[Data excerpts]
(begin)

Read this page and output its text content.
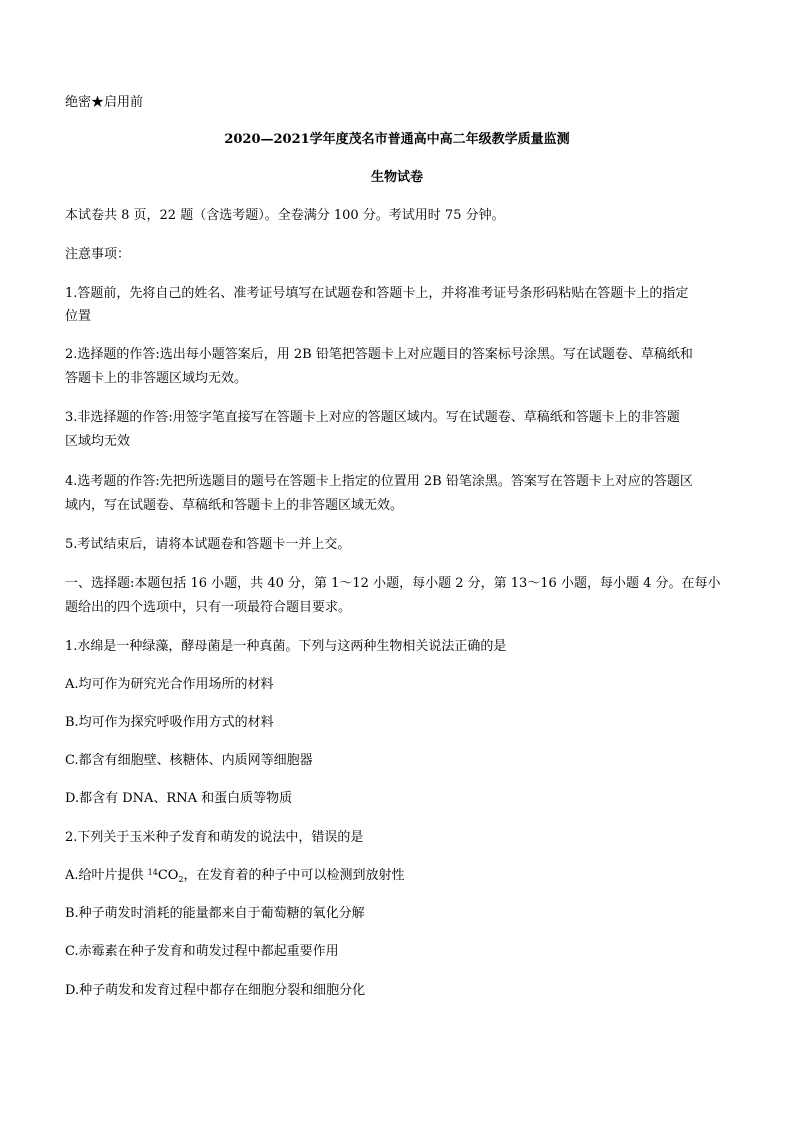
绝密★启用前
2020—2021学年度茂名市普通高中高二年级教学质量监测
生物试卷
本试卷共 8 页，22 题（含选考题）。全卷满分 100 分。考试用时 75 分钟。
注意事项：
1.答题前，先将自己的姓名、准考证号填写在试题卷和答题卡上，并将准考证号条形码粘贴在答题卡上的指定
位置
2.选择题的作答:选出每小题答案后，用 2B 铅笔把答题卡上对应题目的答案标号涂黑。写在试题卷、草稿纸和
答题卡上的非答题区域均无效。
3.非选择题的作答:用签字笔直接写在答题卡上对应的答题区域内。写在试题卷、草稿纸和答题卡上的非答题
区域均无效
4.选考题的作答:先把所选题目的题号在答题卡上指定的位置用 2B 铅笔涂黑。答案写在答题卡上对应的答题区
域内，写在试题卷、草稿纸和答题卡上的非答题区域无效。
5.考试结束后，请将本试题卷和答题卡一并上交。
一、选择题:本题包括 16 小题，共 40 分，第 1～12 小题，每小题 2 分，第 13～16 小题，每小题 4 分。在每小
题给出的四个选项中，只有一项最符合题目要求。
1.水绵是一种绿藻，酵母菌是一种真菌。下列与这两种生物相关说法正确的是
A.均可作为研究光合作用场所的材料
B.均可作为探究呼吸作用方式的材料
C.都含有细胞壁、核糖体、内质网等细胞器
D.都含有 DNA、RNA 和蛋白质等物质
2.下列关于玉米种子发育和萌发的说法中，错误的是
A.给叶片提供 $^{14}CO_2$，在发育着的种子中可以检测到放射性
B.种子萌发时消耗的能量都来自于葡萄糖的氧化分解
C.赤霉素在种子发育和萌发过程中都起重要作用
D.种子萌发和发育过程中都存在细胞分裂和细胞分化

(end)

The data should be printed again unchanged; leave its pictures out.

> **Problem solution**:
Read this page and output its text content.
绝密★启用前
2020—2021学年度茂名市普通高中高二年级教学质量监测
生物试卷
本试卷共 8 页，22 题（含选考题）。全卷满分 100 分。考试用时 75 分钟。
注意事项：
1.答题前，先将自己的姓名、准考证号填写在试题卷和答题卡上，并将准考证号条形码粘贴在答题卡上的指定
位置
2.选择题的作答:选出每小题答案后，用 2B 铅笔把答题卡上对应题目的答案标号涂黑。写在试题卷、草稿纸和
答题卡上的非答题区域均无效。
3.非选择题的作答:用签字笔直接写在答题卡上对应的答题区域内。写在试题卷、草稿纸和答题卡上的非答题
区域均无效
4.选考题的作答:先把所选题目的题号在答题卡上指定的位置用 2B 铅笔涂黑。答案写在答题卡上对应的答题区
域内，写在试题卷、草稿纸和答题卡上的非答题区域无效。
5.考试结束后，请将本试题卷和答题卡一并上交。
一、选择题:本题包括 16 小题，共 40 分，第 1～12 小题，每小题 2 分，第 13～16 小题，每小题 4 分。在每小
题给出的四个选项中，只有一项最符合题目要求。
1.水绵是一种绿藻，酵母菌是一种真菌。下列与这两种生物相关说法正确的是
A.均可作为研究光合作用场所的材料
B.均可作为探究呼吸作用方式的材料
C.都含有细胞壁、核糖体、内质网等细胞器
D.都含有 DNA、RNA 和蛋白质等物质
2.下列关于玉米种子发育和萌发的说法中，错误的是
A.给叶片提供 $^{14}CO_2$，在发育着的种子中可以检测到放射性
B.种子萌发时消耗的能量都来自于葡萄糖的氧化分解
C.赤霉素在种子发育和萌发过程中都起重要作用
D.种子萌发和发育过程中都存在细胞分裂和细胞分化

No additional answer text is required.